» **Task to carry out**:
Identify the lines that contain the word "două" and copy each one.

» **Supplied information**:
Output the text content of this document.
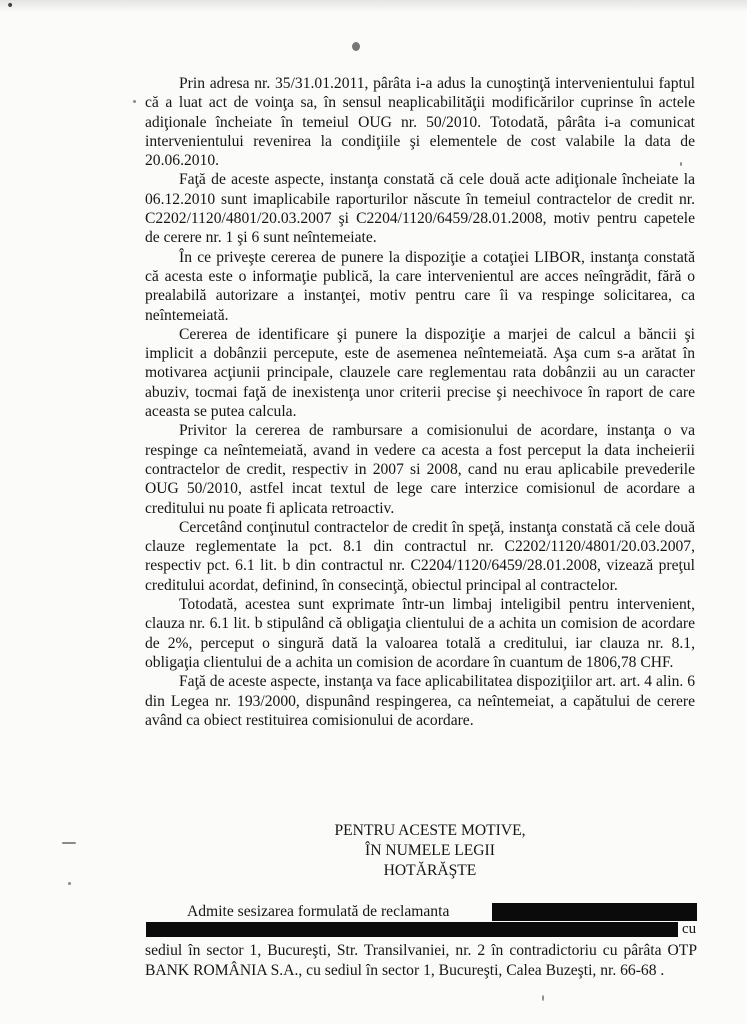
•

Prin adresa nr. 35/31.01.2011, pârâta i-a adus la cunoştinţă intervenientului faptul că a luat act de voinţa sa, în sensul neaplicabilităţii modificărilor cuprinse în actele adiţionale încheiate în temeiul OUG nr. 50/2010. Totodată, pârâta i-a comunicat intervenientului revenirea la condiţiile şi elementele de cost valabile la data de 20.06.2010.

Faţă de aceste aspecte, instanţa constată că cele două acte adiţionale încheiate la 06.12.2010 sunt imaplicabile raporturilor născute în temeiul contractelor de credit nr. C2202/1120/4801/20.03.2007 şi C2204/1120/6459/28.01.2008, motiv pentru capetele de cerere nr. 1 şi 6 sunt neîntemeiate.

În ce priveşte cererea de punere la dispoziţie a cotaţiei LIBOR, instanţa constată că acesta este o informaţie publică, la care intervenientul are acces neîngrădit, fără o prealabilă autorizare a instanţei, motiv pentru care îi va respinge solicitarea, ca neîntemeiată.

Cererea de identificare şi punere la dispoziţie a marjei de calcul a băncii şi implicit a dobânzii percepute, este de asemenea neîntemeiată. Aşa cum s-a arătat în motivarea acţiunii principale, clauzele care reglementau rata dobânzii au un caracter abuziv, tocmai faţă de inexistenţa unor criterii precise şi neechivoce în raport de care aceasta se putea calcula.

Privitor la cererea de rambursare a comisionului de acordare, instanţa o va respinge ca neîntemeiată, avand in vedere ca acesta a fost perceput la data incheierii contractelor de credit, respectiv in 2007 si 2008, cand nu erau aplicabile prevederile OUG 50/2010, astfel incat textul de lege care interzice comisionul de acordare a creditului nu poate fi aplicata retroactiv.

Cercetând conţinutul contractelor de credit în speţă, instanţa constată că cele două clauze reglementate la pct. 8.1 din contractul nr. C2202/1120/4801/20.03.2007, respectiv pct. 6.1 lit. b din contractul nr. C2204/1120/6459/28.01.2008, vizează preţul creditului acordat, definind, în consecinţă, obiectul principal al contractelor.

Totodată, acestea sunt exprimate într-un limbaj inteligibil pentru intervenient, clauza nr. 6.1 lit. b stipulând că obligaţia clientului de a achita un comision de acordare de 2%, perceput o singură dată la valoarea totală a creditului, iar clauza nr. 8.1, obligaţia clientului de a achita un comision de acordare în cuantum de 1806,78 CHF.

Faţă de aceste aspecte, instanţa va face aplicabilitatea dispoziţiilor art. art. 4 alin. 6 din Legea nr. 193/2000, dispunând respingerea, ca neîntemeiat, a capătului de cerere având ca obiect restituirea comisionului de acordare.

PENTRU ACESTE MOTIVE,
ÎN NUMELE LEGII
HOTĂRĂŞTE

Admite sesizarea formulată de reclamanta

sediul în sector 1, Bucureşti, Str. Transilvaniei, nr. 2 în contradictoriu cu pârâta OTP BANK ROMÂNIA S.A., cu sediul în sector 1, Bucureşti, Calea Buzeşti, nr. 66-68 .

cu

» **Written solution**:
Faţă de aceste aspecte, instanţa constată că cele două acte adiţionale încheiate la 06.12.2010 sunt imaplicabile raporturilor născute în temeiul contractelor de credit nr. C2202/1120/4801/20.03.2007 şi C2204/1120/6459/28.01.2008, motiv pentru capetele de cerere nr. 1 şi 6 sunt neîntemeiate.
Cercetând conţinutul contractelor de credit în speţă, instanţa constată că cele două clauze reglementate la pct. 8.1 din contractul nr. C2202/1120/4801/20.03.2007, respectiv pct. 6.1 lit. b din contractul nr. C2204/1120/6459/28.01.2008, vizează preţul creditului acordat, definind, în consecinţă, obiectul principal al contractelor.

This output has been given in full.